▶ [THE TASK] Quote, verbatim, all material below, without pictures.

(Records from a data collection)
----

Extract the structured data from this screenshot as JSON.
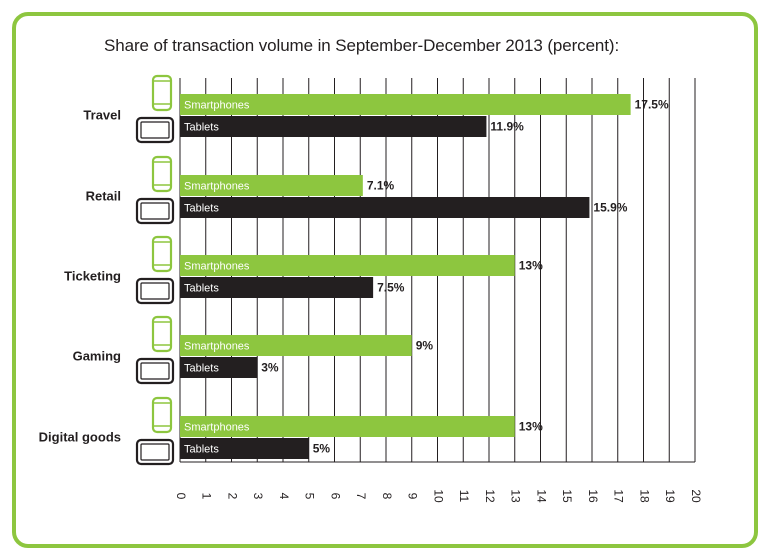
{
  "chart_data": {
    "type": "bar",
    "orientation": "horizontal",
    "title": "Share of transaction volume in September-December 2013 (percent):",
    "categories": [
      "Travel",
      "Retail",
      "Ticketing",
      "Gaming",
      "Digital goods"
    ],
    "series": [
      {
        "name": "Smartphones",
        "color": "#8dc63f",
        "icon": "smartphone-icon",
        "values": [
          17.5,
          7.1,
          13,
          9,
          13
        ],
        "value_labels": [
          "17.5%",
          "7.1%",
          "13%",
          "9%",
          "13%"
        ]
      },
      {
        "name": "Tablets",
        "color": "#231f20",
        "icon": "tablet-icon",
        "values": [
          11.9,
          15.9,
          7.5,
          3,
          5
        ],
        "value_labels": [
          "11.9%",
          "15.9%",
          "7.5%",
          "3%",
          "5%"
        ]
      }
    ],
    "xlim": [
      0,
      20
    ],
    "xticks": [
      "0",
      "1",
      "2",
      "3",
      "4",
      "5",
      "6",
      "7",
      "8",
      "9",
      "10",
      "11",
      "12",
      "13",
      "14",
      "15",
      "16",
      "17",
      "18",
      "19",
      "20"
    ],
    "grid": true,
    "frame_color": "#8dc63f"
  }
}
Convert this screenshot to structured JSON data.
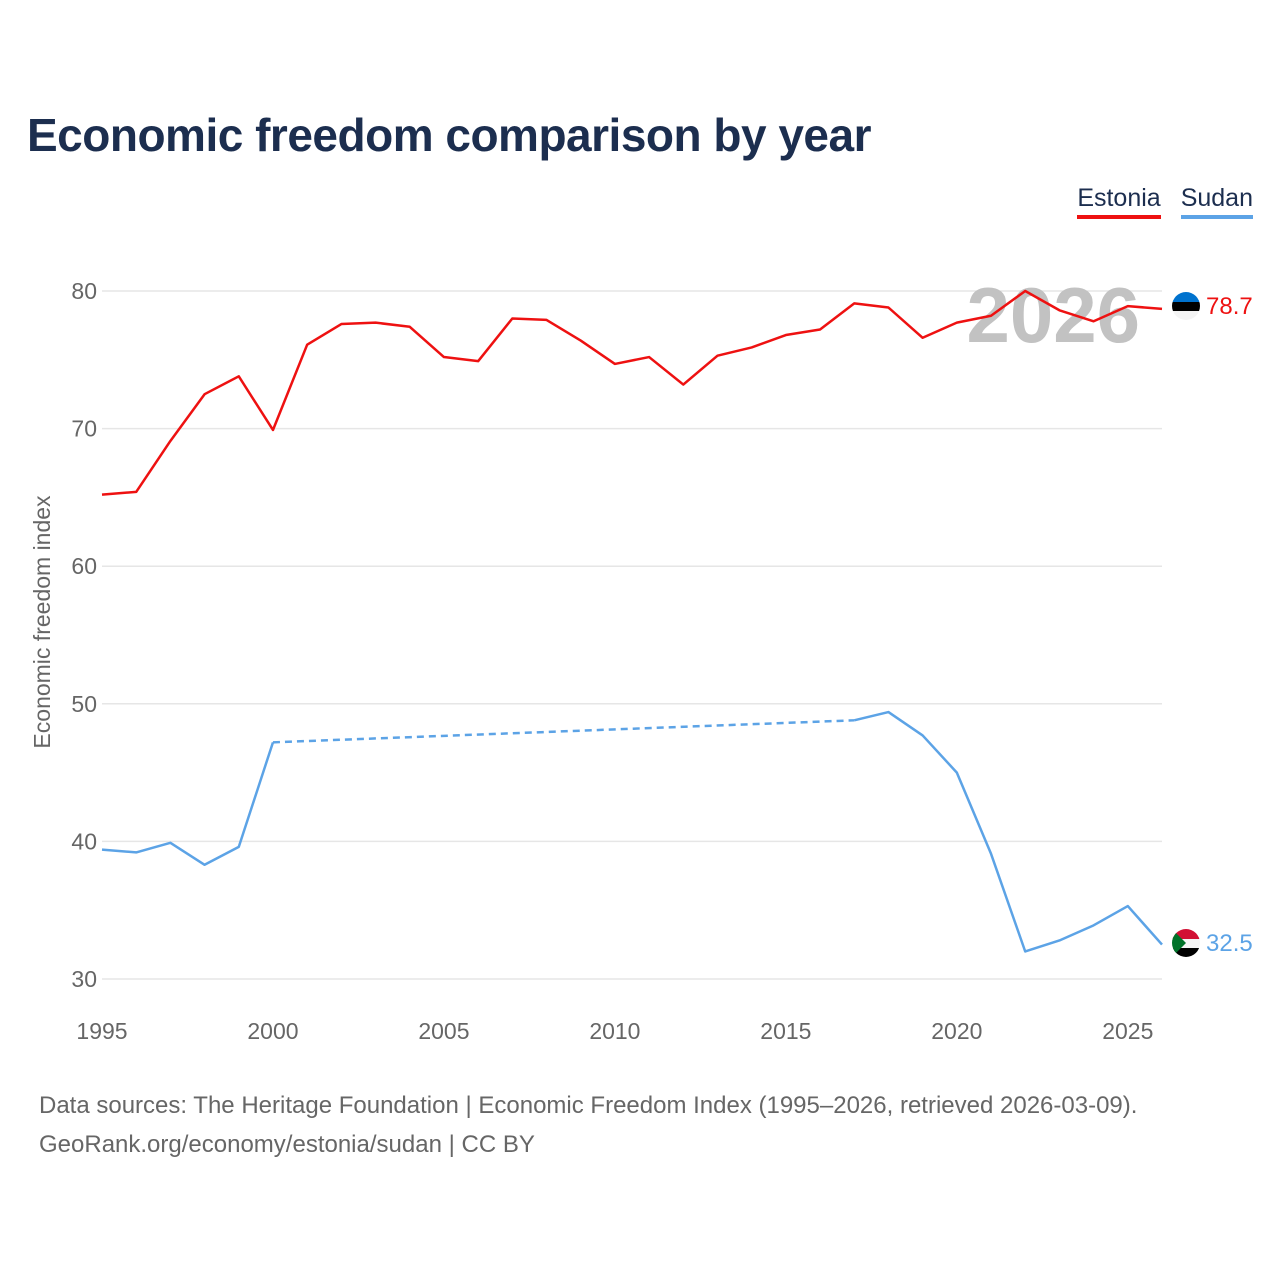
{
  "title": "Economic freedom comparison by year",
  "chart_data": {
    "type": "line",
    "title": "Economic freedom comparison by year",
    "ylabel": "Economic freedom index",
    "xlabel": "",
    "xlim": [
      1995,
      2026
    ],
    "ylim": [
      28,
      86
    ],
    "x_ticks": [
      1995,
      2000,
      2005,
      2010,
      2015,
      2020,
      2025
    ],
    "y_ticks": [
      30,
      40,
      50,
      60,
      70,
      80
    ],
    "year_watermark": "2026",
    "legend_position": "top-right",
    "series": [
      {
        "name": "Estonia",
        "color": "#ee1111",
        "end_label": "78.7",
        "points": [
          [
            1995,
            65.2
          ],
          [
            1996,
            65.4
          ],
          [
            1997,
            69.1
          ],
          [
            1998,
            72.5
          ],
          [
            1999,
            73.8
          ],
          [
            2000,
            69.9
          ],
          [
            2001,
            76.1
          ],
          [
            2002,
            77.6
          ],
          [
            2003,
            77.7
          ],
          [
            2004,
            77.4
          ],
          [
            2005,
            75.2
          ],
          [
            2006,
            74.9
          ],
          [
            2007,
            78.0
          ],
          [
            2008,
            77.9
          ],
          [
            2009,
            76.4
          ],
          [
            2010,
            74.7
          ],
          [
            2011,
            75.2
          ],
          [
            2012,
            73.2
          ],
          [
            2013,
            75.3
          ],
          [
            2014,
            75.9
          ],
          [
            2015,
            76.8
          ],
          [
            2016,
            77.2
          ],
          [
            2017,
            79.1
          ],
          [
            2018,
            78.8
          ],
          [
            2019,
            76.6
          ],
          [
            2020,
            77.7
          ],
          [
            2021,
            78.2
          ],
          [
            2022,
            80.0
          ],
          [
            2023,
            78.6
          ],
          [
            2024,
            77.8
          ],
          [
            2025,
            78.9
          ],
          [
            2026,
            78.7
          ]
        ]
      },
      {
        "name": "Sudan",
        "color": "#5ca3e6",
        "end_label": "32.5",
        "points": [
          [
            1995,
            39.4
          ],
          [
            1996,
            39.2
          ],
          [
            1997,
            39.9
          ],
          [
            1998,
            38.3
          ],
          [
            1999,
            39.6
          ],
          [
            2000,
            47.2
          ],
          [
            2017,
            48.8
          ],
          [
            2018,
            49.4
          ],
          [
            2019,
            47.7
          ],
          [
            2020,
            45.0
          ],
          [
            2021,
            39.1
          ],
          [
            2022,
            32.0
          ],
          [
            2023,
            32.8
          ],
          [
            2024,
            33.9
          ],
          [
            2025,
            35.3
          ],
          [
            2026,
            32.5
          ]
        ],
        "gap_segments": [
          [
            2000,
            2017
          ]
        ]
      }
    ]
  },
  "source": {
    "line1": "Data sources: The Heritage Foundation | Economic Freedom Index (1995–2026, retrieved 2026-03-09).",
    "line2": "GeoRank.org/economy/estonia/sudan | CC BY"
  }
}
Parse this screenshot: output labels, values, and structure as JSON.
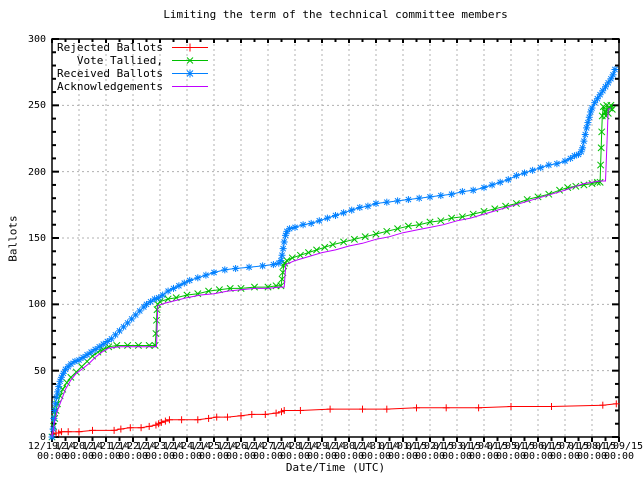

----

▶ [TASK RESPONSE]
Extract the structured data from this screenshot as JSON.
{
  "chart_data": {
    "type": "bar",
    "orientation": "horizontal",
    "title": "Share of transaction volume in September-December 2013 (percent):",
    "categories": [
      "Travel",
      "Retail",
      "Ticketing",
      "Gaming",
      "Digital goods"
    ],
    "series": [
      {
        "name": "Smartphones",
        "color": "#8dc63f",
        "icon": "smartphone-icon",
        "values": [
          17.5,
          7.1,
          13,
          9,
          13
        ],
        "value_labels": [
          "17.5%",
          "7.1%",
          "13%",
          "9%",
          "13%"
        ]
      },
      {
        "name": "Tablets",
        "color": "#231f20",
        "icon": "tablet-icon",
        "values": [
          11.9,
          15.9,
          7.5,
          3,
          5
        ],
        "value_labels": [
          "11.9%",
          "15.9%",
          "7.5%",
          "3%",
          "5%"
        ]
      }
    ],
    "xlim": [
      0,
      20
    ],
    "xticks": [
      "0",
      "1",
      "2",
      "3",
      "4",
      "5",
      "6",
      "7",
      "8",
      "9",
      "10",
      "11",
      "12",
      "13",
      "14",
      "15",
      "16",
      "17",
      "18",
      "19",
      "20"
    ],
    "grid": true,
    "frame_color": "#8dc63f"
  }
}
Convert this screenshot to structured JSON data.
{
  "title": "Economic freedom comparison by year",
  "chart_data": {
    "type": "line",
    "title": "Economic freedom comparison by year",
    "ylabel": "Economic freedom index",
    "xlabel": "",
    "xlim": [
      1995,
      2026
    ],
    "ylim": [
      28,
      86
    ],
    "x_ticks": [
      1995,
      2000,
      2005,
      2010,
      2015,
      2020,
      2025
    ],
    "y_ticks": [
      30,
      40,
      50,
      60,
      70,
      80
    ],
    "year_watermark": "2026",
    "legend_position": "top-right",
    "series": [
      {
        "name": "Estonia",
        "color": "#ee1111",
        "end_label": "78.7",
        "points": [
          [
            1995,
            65.2
          ],
          [
            1996,
            65.4
          ],
          [
            1997,
            69.1
          ],
          [
            1998,
            72.5
          ],
          [
            1999,
            73.8
          ],
          [
            2000,
            69.9
          ],
          [
            2001,
            76.1
          ],
          [
            2002,
            77.6
          ],
          [
            2003,
            77.7
          ],
          [
            2004,
            77.4
          ],
          [
            2005,
            75.2
          ],
          [
            2006,
            74.9
          ],
          [
            2007,
            78.0
          ],
          [
            2008,
            77.9
          ],
          [
            2009,
            76.4
          ],
          [
            2010,
            74.7
          ],
          [
            2011,
            75.2
          ],
          [
            2012,
            73.2
          ],
          [
            2013,
            75.3
          ],
          [
            2014,
            75.9
          ],
          [
            2015,
            76.8
          ],
          [
            2016,
            77.2
          ],
          [
            2017,
            79.1
          ],
          [
            2018,
            78.8
          ],
          [
            2019,
            76.6
          ],
          [
            2020,
            77.7
          ],
          [
            2021,
            78.2
          ],
          [
            2022,
            80.0
          ],
          [
            2023,
            78.6
          ],
          [
            2024,
            77.8
          ],
          [
            2025,
            78.9
          ],
          [
            2026,
            78.7
          ]
        ]
      },
      {
        "name": "Sudan",
        "color": "#5ca3e6",
        "end_label": "32.5",
        "points": [
          [
            1995,
            39.4
          ],
          [
            1996,
            39.2
          ],
          [
            1997,
            39.9
          ],
          [
            1998,
            38.3
          ],
          [
            1999,
            39.6
          ],
          [
            2000,
            47.2
          ],
          [
            2017,
            48.8
          ],
          [
            2018,
            49.4
          ],
          [
            2019,
            47.7
          ],
          [
            2020,
            45.0
          ],
          [
            2021,
            39.1
          ],
          [
            2022,
            32.0
          ],
          [
            2023,
            32.8
          ],
          [
            2024,
            33.9
          ],
          [
            2025,
            35.3
          ],
          [
            2026,
            32.5
          ]
        ],
        "gap_segments": [
          [
            2000,
            2017
          ]
        ]
      }
    ]
  },
  "source": {
    "line1": "Data sources: The Heritage Foundation | Economic Freedom Index (1995–2026, retrieved 2026-03-09).",
    "line2": "GeoRank.org/economy/estonia/sudan | CC BY"
  }
}
Parse this screenshot: output labels, values, and structure as JSON.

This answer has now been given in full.